# Written request
Reproduce each line of the material precisely.
========================
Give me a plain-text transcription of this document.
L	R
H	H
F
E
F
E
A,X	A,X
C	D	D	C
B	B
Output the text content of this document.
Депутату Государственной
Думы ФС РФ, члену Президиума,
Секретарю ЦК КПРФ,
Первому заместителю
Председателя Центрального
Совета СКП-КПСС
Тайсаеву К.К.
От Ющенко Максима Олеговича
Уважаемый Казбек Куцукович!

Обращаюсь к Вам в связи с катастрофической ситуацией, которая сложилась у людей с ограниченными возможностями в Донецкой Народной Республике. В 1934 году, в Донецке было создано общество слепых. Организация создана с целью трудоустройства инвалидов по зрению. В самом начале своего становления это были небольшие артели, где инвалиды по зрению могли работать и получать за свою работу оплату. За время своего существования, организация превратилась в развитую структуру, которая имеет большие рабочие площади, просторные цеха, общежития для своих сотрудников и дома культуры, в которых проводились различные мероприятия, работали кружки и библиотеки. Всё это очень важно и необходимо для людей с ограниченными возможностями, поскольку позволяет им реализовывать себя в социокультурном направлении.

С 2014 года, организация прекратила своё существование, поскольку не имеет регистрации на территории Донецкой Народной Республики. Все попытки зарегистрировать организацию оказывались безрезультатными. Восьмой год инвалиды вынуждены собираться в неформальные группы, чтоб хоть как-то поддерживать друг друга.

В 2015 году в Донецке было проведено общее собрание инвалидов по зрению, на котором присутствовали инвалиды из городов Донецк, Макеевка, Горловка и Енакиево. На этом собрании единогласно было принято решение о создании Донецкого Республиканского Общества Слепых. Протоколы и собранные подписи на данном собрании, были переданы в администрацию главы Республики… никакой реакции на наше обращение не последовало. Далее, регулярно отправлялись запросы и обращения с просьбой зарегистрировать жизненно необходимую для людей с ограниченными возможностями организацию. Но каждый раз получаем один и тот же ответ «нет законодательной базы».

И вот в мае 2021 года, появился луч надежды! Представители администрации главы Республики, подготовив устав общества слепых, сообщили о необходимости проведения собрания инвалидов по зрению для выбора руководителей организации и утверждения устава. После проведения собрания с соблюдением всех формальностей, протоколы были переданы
========================
# Written solution
Give me a plain-text transcription of this document.
L	R
H	H
F
E
F
E
A,X	A,X
C	D	D	C
B	B
Output the text content of this document.
Депутату Государственной
Думы ФС РФ, члену Президиума,
Секретарю ЦК КПРФ,
Первому заместителю
Председателя Центрального
Совета СКП-КПСС
Тайсаеву К.К.
От Ющенко Максима Олеговича
Уважаемый Казбек Куцукович!

Обращаюсь к Вам в связи с катастрофической ситуацией, которая сложилась у людей с ограниченными возможностями в Донецкой Народной Республике. В 1934 году, в Донецке было создано общество слепых. Организация создана с целью трудоустройства инвалидов по зрению. В самом начале своего становления это были небольшие артели, где инвалиды по зрению могли работать и получать за свою работу оплату. За время своего существования, организация превратилась в развитую структуру, которая имеет большие рабочие площади, просторные цеха, общежития для своих сотрудников и дома культуры, в которых проводились различные мероприятия, работали кружки и библиотеки. Всё это очень важно и необходимо для людей с ограниченными возможностями, поскольку позволяет им реализовывать себя в социокультурном направлении.

С 2014 года, организация прекратила своё существование, поскольку не имеет регистрации на территории Донецкой Народной Республики. Все попытки зарегистрировать организацию оказывались безрезультатными. Восьмой год инвалиды вынуждены собираться в неформальные группы, чтоб хоть как-то поддерживать друг друга.

В 2015 году в Донецке было проведено общее собрание инвалидов по зрению, на котором присутствовали инвалиды из городов Донецк, Макеевка, Горловка и Енакиево. На этом собрании единогласно было принято решение о создании Донецкого Республиканского Общества Слепых. Протоколы и собранные подписи на данном собрании, были переданы в администрацию главы Республики… никакой реакции на наше обращение не последовало. Далее, регулярно отправлялись запросы и обращения с просьбой зарегистрировать жизненно необходимую для людей с ограниченными возможностями организацию. Но каждый раз получаем один и тот же ответ «нет законодательной базы».

И вот в мае 2021 года, появился луч надежды! Представители администрации главы Республики, подготовив устав общества слепых, сообщили о необходимости проведения собрания инвалидов по зрению для выбора руководителей организации и утверждения устава. После проведения собрания с соблюдением всех формальностей, протоколы были переданы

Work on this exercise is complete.